## Aim
Take the material below and retype it in full; pictures are left out.

## Dataset items
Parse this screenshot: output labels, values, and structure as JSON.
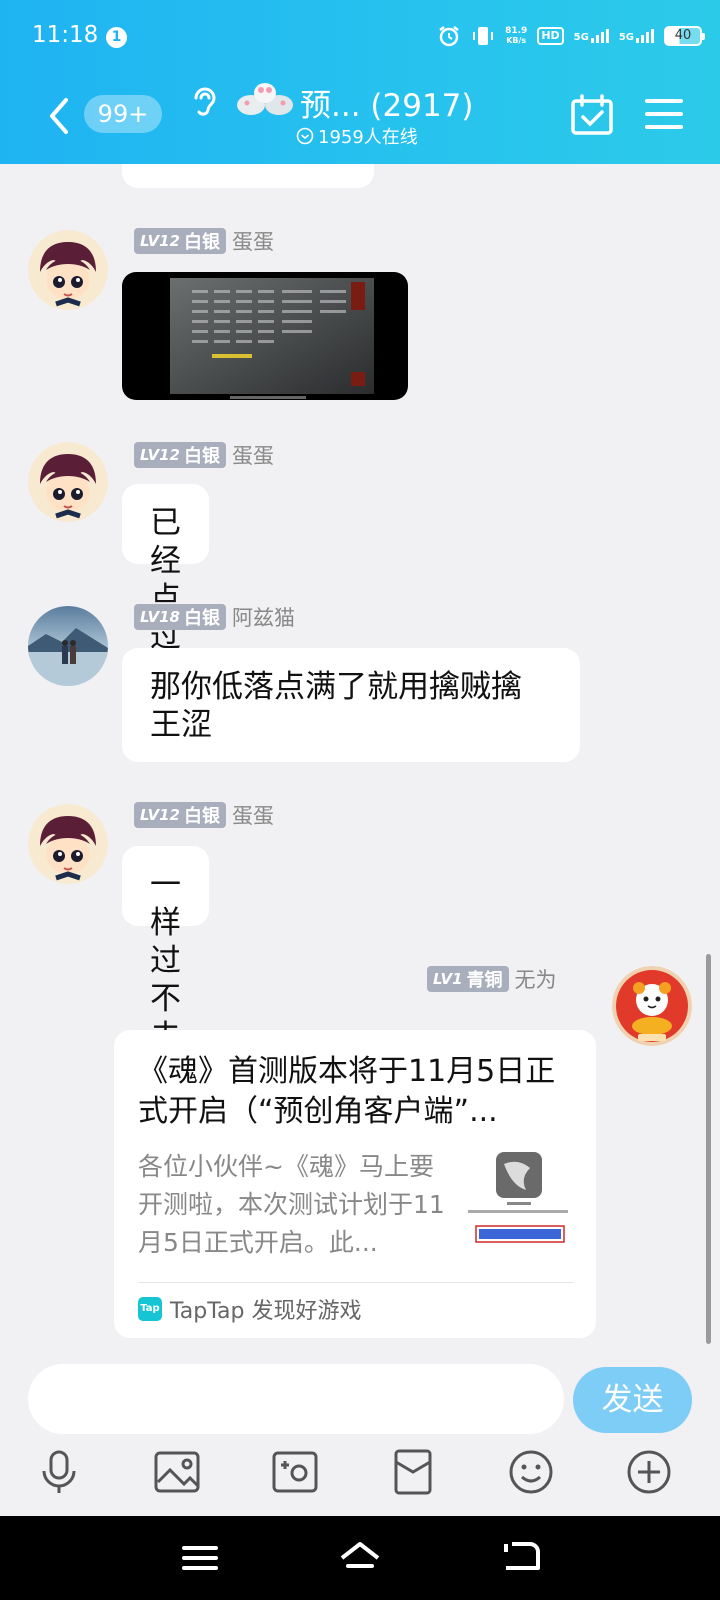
{
  "status_bar": {
    "time": "11:18",
    "net_speed_value": "81.9",
    "net_speed_unit": "KB/s",
    "hd_label": "HD",
    "sim1_label": "5G",
    "sim2_label": "5G",
    "battery": "40"
  },
  "header": {
    "unread_badge": "99+",
    "group_title": "预... (2917)",
    "online_count": "1959人在线"
  },
  "messages": [
    {
      "level": "LV12",
      "rank": "白银",
      "nick": "蛋蛋",
      "type": "image"
    },
    {
      "level": "LV12",
      "rank": "白银",
      "nick": "蛋蛋",
      "text": "已经点过了"
    },
    {
      "level": "LV18",
      "rank": "白银",
      "nick": "阿兹猫",
      "text": "那你低落点满了就用擒贼擒王涩"
    },
    {
      "level": "LV12",
      "rank": "白银",
      "nick": "蛋蛋",
      "text": "一样过不去"
    },
    {
      "level": "LV1",
      "rank": "青铜",
      "nick": "无为",
      "type": "link"
    }
  ],
  "link_card": {
    "title": "《魂》首测版本将于11月5日正式开启（“预创角客户端”...",
    "description": "各位小伙伴~《魂》马上要开测啦，本次测试计划于11月5日正式开启。此...",
    "source_icon": "Tap",
    "source": "TapTap 发现好游戏"
  },
  "input": {
    "placeholder": "",
    "send_label": "发送"
  },
  "toolbar_icons": [
    "microphone-icon",
    "image-icon",
    "camera-icon",
    "red-packet-icon",
    "emoji-icon",
    "plus-icon"
  ],
  "colors": {
    "header_start": "#1fb3f2",
    "header_end": "#2ccae9",
    "send_button": "#7ecdf7",
    "level_badge": "#a9aebd",
    "background": "#f1f1f3"
  }
}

## Written solution
Parse this screenshot: output labels, values, and structure as JSON.
{
  "status_bar": {
    "time": "11:18",
    "net_speed_value": "81.9",
    "net_speed_unit": "KB/s",
    "hd_label": "HD",
    "sim1_label": "5G",
    "sim2_label": "5G",
    "battery": "40"
  },
  "header": {
    "unread_badge": "99+",
    "group_title": "预... (2917)",
    "online_count": "1959人在线"
  },
  "messages": [
    {
      "level": "LV12",
      "rank": "白银",
      "nick": "蛋蛋",
      "type": "image"
    },
    {
      "level": "LV12",
      "rank": "白银",
      "nick": "蛋蛋",
      "text": "已经点过了"
    },
    {
      "level": "LV18",
      "rank": "白银",
      "nick": "阿兹猫",
      "text": "那你低落点满了就用擒贼擒王涩"
    },
    {
      "level": "LV12",
      "rank": "白银",
      "nick": "蛋蛋",
      "text": "一样过不去"
    },
    {
      "level": "LV1",
      "rank": "青铜",
      "nick": "无为",
      "type": "link"
    }
  ],
  "link_card": {
    "title": "《魂》首测版本将于11月5日正式开启（“预创角客户端”...",
    "description": "各位小伙伴~《魂》马上要开测啦，本次测试计划于11月5日正式开启。此...",
    "source_icon": "Tap",
    "source": "TapTap 发现好游戏"
  },
  "input": {
    "placeholder": "",
    "send_label": "发送"
  },
  "toolbar_icons": [
    "microphone-icon",
    "image-icon",
    "camera-icon",
    "red-packet-icon",
    "emoji-icon",
    "plus-icon"
  ],
  "colors": {
    "header_start": "#1fb3f2",
    "header_end": "#2ccae9",
    "send_button": "#7ecdf7",
    "level_badge": "#a9aebd",
    "background": "#f1f1f3"
  }
}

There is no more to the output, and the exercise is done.